Short exercise - Your task is to reproduce the entries below word for word.

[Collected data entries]

+===+

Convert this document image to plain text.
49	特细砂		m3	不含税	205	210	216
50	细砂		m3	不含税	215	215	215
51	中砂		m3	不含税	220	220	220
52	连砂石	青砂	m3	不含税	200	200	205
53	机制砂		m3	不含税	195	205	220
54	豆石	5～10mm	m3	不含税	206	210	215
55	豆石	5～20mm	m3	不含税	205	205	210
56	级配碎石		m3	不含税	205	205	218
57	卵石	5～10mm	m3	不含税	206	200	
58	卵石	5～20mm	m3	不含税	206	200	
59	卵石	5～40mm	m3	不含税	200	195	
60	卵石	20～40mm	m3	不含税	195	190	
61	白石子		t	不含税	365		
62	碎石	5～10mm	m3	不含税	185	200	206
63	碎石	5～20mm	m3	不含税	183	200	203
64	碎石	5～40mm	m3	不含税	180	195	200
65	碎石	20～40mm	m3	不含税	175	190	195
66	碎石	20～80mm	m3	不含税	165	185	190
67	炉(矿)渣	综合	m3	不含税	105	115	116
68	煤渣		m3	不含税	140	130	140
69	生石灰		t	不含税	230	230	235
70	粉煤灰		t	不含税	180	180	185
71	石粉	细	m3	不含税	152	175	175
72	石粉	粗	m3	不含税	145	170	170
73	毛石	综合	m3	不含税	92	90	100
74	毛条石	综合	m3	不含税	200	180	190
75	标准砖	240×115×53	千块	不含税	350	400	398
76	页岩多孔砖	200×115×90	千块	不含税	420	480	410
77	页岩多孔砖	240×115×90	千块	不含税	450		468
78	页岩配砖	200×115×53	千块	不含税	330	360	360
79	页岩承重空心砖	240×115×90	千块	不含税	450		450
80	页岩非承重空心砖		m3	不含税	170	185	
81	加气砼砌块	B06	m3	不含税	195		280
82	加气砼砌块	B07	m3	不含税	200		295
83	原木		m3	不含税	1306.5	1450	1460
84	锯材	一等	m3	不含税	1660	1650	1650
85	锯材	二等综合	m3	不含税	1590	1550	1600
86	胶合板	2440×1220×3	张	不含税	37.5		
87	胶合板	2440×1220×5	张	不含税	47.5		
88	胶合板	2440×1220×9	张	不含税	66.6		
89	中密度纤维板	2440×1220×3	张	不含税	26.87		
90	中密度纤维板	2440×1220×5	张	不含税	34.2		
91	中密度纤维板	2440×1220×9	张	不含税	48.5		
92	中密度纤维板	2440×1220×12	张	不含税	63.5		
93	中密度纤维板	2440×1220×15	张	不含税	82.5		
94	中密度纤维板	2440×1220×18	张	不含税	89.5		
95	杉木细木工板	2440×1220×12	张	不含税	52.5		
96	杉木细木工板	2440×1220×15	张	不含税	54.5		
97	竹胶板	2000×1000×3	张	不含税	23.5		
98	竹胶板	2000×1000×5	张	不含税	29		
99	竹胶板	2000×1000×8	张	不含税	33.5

+===+

Full answer -
Convert this document image to plain text.
49	特细砂		m3	不含税	205	210	216
50	细砂		m3	不含税	215	215	215
51	中砂		m3	不含税	220	220	220
52	连砂石	青砂	m3	不含税	200	200	205
53	机制砂		m3	不含税	195	205	220
54	豆石	5～10mm	m3	不含税	206	210	215
55	豆石	5～20mm	m3	不含税	205	205	210
56	级配碎石		m3	不含税	205	205	218
57	卵石	5～10mm	m3	不含税	206	200	
58	卵石	5～20mm	m3	不含税	206	200	
59	卵石	5～40mm	m3	不含税	200	195	
60	卵石	20～40mm	m3	不含税	195	190	
61	白石子		t	不含税	365		
62	碎石	5～10mm	m3	不含税	185	200	206
63	碎石	5～20mm	m3	不含税	183	200	203
64	碎石	5～40mm	m3	不含税	180	195	200
65	碎石	20～40mm	m3	不含税	175	190	195
66	碎石	20～80mm	m3	不含税	165	185	190
67	炉(矿)渣	综合	m3	不含税	105	115	116
68	煤渣		m3	不含税	140	130	140
69	生石灰		t	不含税	230	230	235
70	粉煤灰		t	不含税	180	180	185
71	石粉	细	m3	不含税	152	175	175
72	石粉	粗	m3	不含税	145	170	170
73	毛石	综合	m3	不含税	92	90	100
74	毛条石	综合	m3	不含税	200	180	190
75	标准砖	240×115×53	千块	不含税	350	400	398
76	页岩多孔砖	200×115×90	千块	不含税	420	480	410
77	页岩多孔砖	240×115×90	千块	不含税	450		468
78	页岩配砖	200×115×53	千块	不含税	330	360	360
79	页岩承重空心砖	240×115×90	千块	不含税	450		450
80	页岩非承重空心砖		m3	不含税	170	185	
81	加气砼砌块	B06	m3	不含税	195		280
82	加气砼砌块	B07	m3	不含税	200		295
83	原木		m3	不含税	1306.5	1450	1460
84	锯材	一等	m3	不含税	1660	1650	1650
85	锯材	二等综合	m3	不含税	1590	1550	1600
86	胶合板	2440×1220×3	张	不含税	37.5		
87	胶合板	2440×1220×5	张	不含税	47.5		
88	胶合板	2440×1220×9	张	不含税	66.6		
89	中密度纤维板	2440×1220×3	张	不含税	26.87		
90	中密度纤维板	2440×1220×5	张	不含税	34.2		
91	中密度纤维板	2440×1220×9	张	不含税	48.5		
92	中密度纤维板	2440×1220×12	张	不含税	63.5		
93	中密度纤维板	2440×1220×15	张	不含税	82.5		
94	中密度纤维板	2440×1220×18	张	不含税	89.5		
95	杉木细木工板	2440×1220×12	张	不含税	52.5		
96	杉木细木工板	2440×1220×15	张	不含税	54.5		
97	竹胶板	2000×1000×3	张	不含税	23.5		
98	竹胶板	2000×1000×5	张	不含税	29		
99	竹胶板	2000×1000×8	张	不含税	33.5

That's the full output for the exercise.